=== Problem to work on ===
Extract all records. Keep each one exact.

=== Record extracts ===

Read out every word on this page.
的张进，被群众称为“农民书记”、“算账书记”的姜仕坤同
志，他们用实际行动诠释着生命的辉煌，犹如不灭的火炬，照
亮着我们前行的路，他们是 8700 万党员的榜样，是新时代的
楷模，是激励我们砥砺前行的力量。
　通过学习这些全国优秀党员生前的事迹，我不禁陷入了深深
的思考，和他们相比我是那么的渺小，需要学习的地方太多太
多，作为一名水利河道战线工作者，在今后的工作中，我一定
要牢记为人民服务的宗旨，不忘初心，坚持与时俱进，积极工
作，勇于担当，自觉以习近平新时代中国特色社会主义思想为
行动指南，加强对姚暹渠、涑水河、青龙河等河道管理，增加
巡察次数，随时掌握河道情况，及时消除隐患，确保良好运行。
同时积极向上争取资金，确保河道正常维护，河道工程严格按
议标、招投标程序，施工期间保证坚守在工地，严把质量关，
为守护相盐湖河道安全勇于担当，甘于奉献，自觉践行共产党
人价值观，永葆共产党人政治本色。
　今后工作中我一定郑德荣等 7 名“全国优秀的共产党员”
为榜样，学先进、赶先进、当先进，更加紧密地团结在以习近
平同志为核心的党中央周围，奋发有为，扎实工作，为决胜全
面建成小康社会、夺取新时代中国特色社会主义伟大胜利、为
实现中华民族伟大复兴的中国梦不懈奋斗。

=== Expected answer ===
Read out every word on this page.
的张进，被群众称为“农民书记”、“算账书记”的姜仕坤同
志，他们用实际行动诠释着生命的辉煌，犹如不灭的火炬，照
亮着我们前行的路，他们是 8700 万党员的榜样，是新时代的
楷模，是激励我们砥砺前行的力量。
　通过学习这些全国优秀党员生前的事迹，我不禁陷入了深深
的思考，和他们相比我是那么的渺小，需要学习的地方太多太
多，作为一名水利河道战线工作者，在今后的工作中，我一定
要牢记为人民服务的宗旨，不忘初心，坚持与时俱进，积极工
作，勇于担当，自觉以习近平新时代中国特色社会主义思想为
行动指南，加强对姚暹渠、涑水河、青龙河等河道管理，增加
巡察次数，随时掌握河道情况，及时消除隐患，确保良好运行。
同时积极向上争取资金，确保河道正常维护，河道工程严格按
议标、招投标程序，施工期间保证坚守在工地，严把质量关，
为守护相盐湖河道安全勇于担当，甘于奉献，自觉践行共产党
人价值观，永葆共产党人政治本色。
　今后工作中我一定郑德荣等 7 名“全国优秀的共产党员”
为榜样，学先进、赶先进、当先进，更加紧密地团结在以习近
平同志为核心的党中央周围，奋发有为，扎实工作，为决胜全
面建成小康社会、夺取新时代中国特色社会主义伟大胜利、为
实现中华民族伟大复兴的中国梦不懈奋斗。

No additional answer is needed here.